* Begin *

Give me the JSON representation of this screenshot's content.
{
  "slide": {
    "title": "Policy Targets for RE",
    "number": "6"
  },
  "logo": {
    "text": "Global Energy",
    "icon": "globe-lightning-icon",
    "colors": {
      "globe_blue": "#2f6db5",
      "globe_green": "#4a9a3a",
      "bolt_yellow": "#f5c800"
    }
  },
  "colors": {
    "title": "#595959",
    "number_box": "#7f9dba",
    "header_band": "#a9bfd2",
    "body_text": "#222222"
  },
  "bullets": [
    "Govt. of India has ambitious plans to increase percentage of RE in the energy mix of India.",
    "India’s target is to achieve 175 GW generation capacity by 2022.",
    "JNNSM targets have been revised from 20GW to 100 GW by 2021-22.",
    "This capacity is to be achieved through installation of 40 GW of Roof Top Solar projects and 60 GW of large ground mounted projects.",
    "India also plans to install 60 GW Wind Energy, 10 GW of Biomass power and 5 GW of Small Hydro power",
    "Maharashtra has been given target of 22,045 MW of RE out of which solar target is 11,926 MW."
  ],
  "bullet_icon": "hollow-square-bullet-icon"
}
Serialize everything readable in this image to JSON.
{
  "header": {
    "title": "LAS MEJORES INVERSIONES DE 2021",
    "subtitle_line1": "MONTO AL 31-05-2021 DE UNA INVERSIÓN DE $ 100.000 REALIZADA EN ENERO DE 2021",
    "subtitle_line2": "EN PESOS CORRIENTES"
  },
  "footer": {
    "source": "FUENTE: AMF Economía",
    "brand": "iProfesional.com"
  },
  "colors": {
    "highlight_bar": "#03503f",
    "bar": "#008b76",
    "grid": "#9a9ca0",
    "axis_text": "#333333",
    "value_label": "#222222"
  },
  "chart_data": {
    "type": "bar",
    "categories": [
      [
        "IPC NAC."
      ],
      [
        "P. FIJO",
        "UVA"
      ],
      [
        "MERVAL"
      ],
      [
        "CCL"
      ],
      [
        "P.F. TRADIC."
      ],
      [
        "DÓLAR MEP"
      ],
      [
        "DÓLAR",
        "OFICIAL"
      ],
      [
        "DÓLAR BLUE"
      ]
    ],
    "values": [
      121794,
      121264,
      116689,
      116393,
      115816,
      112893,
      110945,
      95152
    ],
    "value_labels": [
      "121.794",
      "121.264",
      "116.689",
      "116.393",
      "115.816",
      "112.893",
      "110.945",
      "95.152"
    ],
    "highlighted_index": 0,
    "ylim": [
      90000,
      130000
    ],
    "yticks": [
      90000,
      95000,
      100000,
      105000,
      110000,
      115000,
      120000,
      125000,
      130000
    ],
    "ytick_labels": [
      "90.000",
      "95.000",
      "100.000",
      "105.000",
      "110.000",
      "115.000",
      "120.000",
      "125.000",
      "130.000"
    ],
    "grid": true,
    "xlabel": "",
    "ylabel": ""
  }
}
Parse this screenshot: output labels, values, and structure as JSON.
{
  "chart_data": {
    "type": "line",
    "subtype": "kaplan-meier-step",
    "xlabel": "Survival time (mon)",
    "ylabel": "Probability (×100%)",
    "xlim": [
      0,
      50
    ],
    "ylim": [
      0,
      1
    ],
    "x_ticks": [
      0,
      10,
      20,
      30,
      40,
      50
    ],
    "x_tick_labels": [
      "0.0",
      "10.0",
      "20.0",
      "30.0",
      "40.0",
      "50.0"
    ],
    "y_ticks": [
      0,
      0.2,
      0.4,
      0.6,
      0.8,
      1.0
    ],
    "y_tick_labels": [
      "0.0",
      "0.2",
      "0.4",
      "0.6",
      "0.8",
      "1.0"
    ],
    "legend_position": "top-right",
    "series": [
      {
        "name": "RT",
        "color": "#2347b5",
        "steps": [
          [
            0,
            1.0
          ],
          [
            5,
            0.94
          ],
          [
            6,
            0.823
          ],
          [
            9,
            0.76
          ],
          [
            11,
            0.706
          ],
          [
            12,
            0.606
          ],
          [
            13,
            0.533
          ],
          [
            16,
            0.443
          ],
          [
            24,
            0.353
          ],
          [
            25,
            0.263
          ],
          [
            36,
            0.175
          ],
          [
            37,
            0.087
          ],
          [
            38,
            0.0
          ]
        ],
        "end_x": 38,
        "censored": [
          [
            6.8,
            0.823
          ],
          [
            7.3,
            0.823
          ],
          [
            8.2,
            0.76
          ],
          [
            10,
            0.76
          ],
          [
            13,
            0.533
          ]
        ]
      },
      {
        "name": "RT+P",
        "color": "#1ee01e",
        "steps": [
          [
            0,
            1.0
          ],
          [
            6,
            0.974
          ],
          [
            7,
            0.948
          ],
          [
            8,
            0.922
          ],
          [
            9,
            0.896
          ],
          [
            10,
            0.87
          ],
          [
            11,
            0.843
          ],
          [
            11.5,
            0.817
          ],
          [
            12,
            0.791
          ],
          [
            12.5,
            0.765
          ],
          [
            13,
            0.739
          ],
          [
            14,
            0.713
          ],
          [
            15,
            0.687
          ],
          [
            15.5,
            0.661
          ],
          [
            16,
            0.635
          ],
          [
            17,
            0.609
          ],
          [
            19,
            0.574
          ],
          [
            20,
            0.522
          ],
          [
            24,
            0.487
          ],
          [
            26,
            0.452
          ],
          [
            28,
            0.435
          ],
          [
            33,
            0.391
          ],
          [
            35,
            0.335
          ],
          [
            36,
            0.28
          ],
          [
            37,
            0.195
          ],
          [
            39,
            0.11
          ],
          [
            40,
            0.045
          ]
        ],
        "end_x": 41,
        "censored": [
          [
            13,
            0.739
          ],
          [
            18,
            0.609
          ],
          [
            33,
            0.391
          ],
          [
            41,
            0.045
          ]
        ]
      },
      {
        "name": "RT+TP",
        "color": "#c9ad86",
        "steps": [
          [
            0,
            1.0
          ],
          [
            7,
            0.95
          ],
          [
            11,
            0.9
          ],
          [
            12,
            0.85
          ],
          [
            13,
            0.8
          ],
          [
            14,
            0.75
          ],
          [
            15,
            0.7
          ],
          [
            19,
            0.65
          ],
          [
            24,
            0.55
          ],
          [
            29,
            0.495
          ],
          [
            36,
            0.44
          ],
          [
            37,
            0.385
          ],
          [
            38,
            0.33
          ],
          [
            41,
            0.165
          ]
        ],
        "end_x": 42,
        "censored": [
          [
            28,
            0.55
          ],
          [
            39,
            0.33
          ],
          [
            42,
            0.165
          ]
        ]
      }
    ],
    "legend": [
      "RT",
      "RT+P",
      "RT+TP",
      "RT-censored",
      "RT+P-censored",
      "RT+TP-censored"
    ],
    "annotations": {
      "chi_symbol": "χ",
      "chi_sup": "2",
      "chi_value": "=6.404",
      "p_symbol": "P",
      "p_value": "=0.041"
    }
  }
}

* End *

#### [INSTRUCTION]
Please reproduce each record precisely as written.

#### [CORRECT RESPONSE]
Give me the JSON representation of this screenshot's content.
{
  "slide": {
    "title": "Policy Targets for RE",
    "number": "6"
  },
  "logo": {
    "text": "Global Energy",
    "icon": "globe-lightning-icon",
    "colors": {
      "globe_blue": "#2f6db5",
      "globe_green": "#4a9a3a",
      "bolt_yellow": "#f5c800"
    }
  },
  "colors": {
    "title": "#595959",
    "number_box": "#7f9dba",
    "header_band": "#a9bfd2",
    "body_text": "#222222"
  },
  "bullets": [
    "Govt. of India has ambitious plans to increase percentage of RE in the energy mix of India.",
    "India’s target is to achieve 175 GW generation capacity by 2022.",
    "JNNSM targets have been revised from 20GW to 100 GW by 2021-22.",
    "This capacity is to be achieved through installation of 40 GW of Roof Top Solar projects and 60 GW of large ground mounted projects.",
    "India also plans to install 60 GW Wind Energy, 10 GW of Biomass power and 5 GW of Small Hydro power",
    "Maharashtra has been given target of 22,045 MW of RE out of which solar target is 11,926 MW."
  ],
  "bullet_icon": "hollow-square-bullet-icon"
}
Serialize everything readable in this image to JSON.
{
  "header": {
    "title": "LAS MEJORES INVERSIONES DE 2021",
    "subtitle_line1": "MONTO AL 31-05-2021 DE UNA INVERSIÓN DE $ 100.000 REALIZADA EN ENERO DE 2021",
    "subtitle_line2": "EN PESOS CORRIENTES"
  },
  "footer": {
    "source": "FUENTE: AMF Economía",
    "brand": "iProfesional.com"
  },
  "colors": {
    "highlight_bar": "#03503f",
    "bar": "#008b76",
    "grid": "#9a9ca0",
    "axis_text": "#333333",
    "value_label": "#222222"
  },
  "chart_data": {
    "type": "bar",
    "categories": [
      [
        "IPC NAC."
      ],
      [
        "P. FIJO",
        "UVA"
      ],
      [
        "MERVAL"
      ],
      [
        "CCL"
      ],
      [
        "P.F. TRADIC."
      ],
      [
        "DÓLAR MEP"
      ],
      [
        "DÓLAR",
        "OFICIAL"
      ],
      [
        "DÓLAR BLUE"
      ]
    ],
    "values": [
      121794,
      121264,
      116689,
      116393,
      115816,
      112893,
      110945,
      95152
    ],
    "value_labels": [
      "121.794",
      "121.264",
      "116.689",
      "116.393",
      "115.816",
      "112.893",
      "110.945",
      "95.152"
    ],
    "highlighted_index": 0,
    "ylim": [
      90000,
      130000
    ],
    "yticks": [
      90000,
      95000,
      100000,
      105000,
      110000,
      115000,
      120000,
      125000,
      130000
    ],
    "ytick_labels": [
      "90.000",
      "95.000",
      "100.000",
      "105.000",
      "110.000",
      "115.000",
      "120.000",
      "125.000",
      "130.000"
    ],
    "grid": true,
    "xlabel": "",
    "ylabel": ""
  }
}
Parse this screenshot: output labels, values, and structure as JSON.
{
  "chart_data": {
    "type": "line",
    "subtype": "kaplan-meier-step",
    "xlabel": "Survival time (mon)",
    "ylabel": "Probability (×100%)",
    "xlim": [
      0,
      50
    ],
    "ylim": [
      0,
      1
    ],
    "x_ticks": [
      0,
      10,
      20,
      30,
      40,
      50
    ],
    "x_tick_labels": [
      "0.0",
      "10.0",
      "20.0",
      "30.0",
      "40.0",
      "50.0"
    ],
    "y_ticks": [
      0,
      0.2,
      0.4,
      0.6,
      0.8,
      1.0
    ],
    "y_tick_labels": [
      "0.0",
      "0.2",
      "0.4",
      "0.6",
      "0.8",
      "1.0"
    ],
    "legend_position": "top-right",
    "series": [
      {
        "name": "RT",
        "color": "#2347b5",
        "steps": [
          [
            0,
            1.0
          ],
          [
            5,
            0.94
          ],
          [
            6,
            0.823
          ],
          [
            9,
            0.76
          ],
          [
            11,
            0.706
          ],
          [
            12,
            0.606
          ],
          [
            13,
            0.533
          ],
          [
            16,
            0.443
          ],
          [
            24,
            0.353
          ],
          [
            25,
            0.263
          ],
          [
            36,
            0.175
          ],
          [
            37,
            0.087
          ],
          [
            38,
            0.0
          ]
        ],
        "end_x": 38,
        "censored": [
          [
            6.8,
            0.823
          ],
          [
            7.3,
            0.823
          ],
          [
            8.2,
            0.76
          ],
          [
            10,
            0.76
          ],
          [
            13,
            0.533
          ]
        ]
      },
      {
        "name": "RT+P",
        "color": "#1ee01e",
        "steps": [
          [
            0,
            1.0
          ],
          [
            6,
            0.974
          ],
          [
            7,
            0.948
          ],
          [
            8,
            0.922
          ],
          [
            9,
            0.896
          ],
          [
            10,
            0.87
          ],
          [
            11,
            0.843
          ],
          [
            11.5,
            0.817
          ],
          [
            12,
            0.791
          ],
          [
            12.5,
            0.765
          ],
          [
            13,
            0.739
          ],
          [
            14,
            0.713
          ],
          [
            15,
            0.687
          ],
          [
            15.5,
            0.661
          ],
          [
            16,
            0.635
          ],
          [
            17,
            0.609
          ],
          [
            19,
            0.574
          ],
          [
            20,
            0.522
          ],
          [
            24,
            0.487
          ],
          [
            26,
            0.452
          ],
          [
            28,
            0.435
          ],
          [
            33,
            0.391
          ],
          [
            35,
            0.335
          ],
          [
            36,
            0.28
          ],
          [
            37,
            0.195
          ],
          [
            39,
            0.11
          ],
          [
            40,
            0.045
          ]
        ],
        "end_x": 41,
        "censored": [
          [
            13,
            0.739
          ],
          [
            18,
            0.609
          ],
          [
            33,
            0.391
          ],
          [
            41,
            0.045
          ]
        ]
      },
      {
        "name": "RT+TP",
        "color": "#c9ad86",
        "steps": [
          [
            0,
            1.0
          ],
          [
            7,
            0.95
          ],
          [
            11,
            0.9
          ],
          [
            12,
            0.85
          ],
          [
            13,
            0.8
          ],
          [
            14,
            0.75
          ],
          [
            15,
            0.7
          ],
          [
            19,
            0.65
          ],
          [
            24,
            0.55
          ],
          [
            29,
            0.495
          ],
          [
            36,
            0.44
          ],
          [
            37,
            0.385
          ],
          [
            38,
            0.33
          ],
          [
            41,
            0.165
          ]
        ],
        "end_x": 42,
        "censored": [
          [
            28,
            0.55
          ],
          [
            39,
            0.33
          ],
          [
            42,
            0.165
          ]
        ]
      }
    ],
    "legend": [
      "RT",
      "RT+P",
      "RT+TP",
      "RT-censored",
      "RT+P-censored",
      "RT+TP-censored"
    ],
    "annotations": {
      "chi_symbol": "χ",
      "chi_sup": "2",
      "chi_value": "=6.404",
      "p_symbol": "P",
      "p_value": "=0.041"
    }
  }
}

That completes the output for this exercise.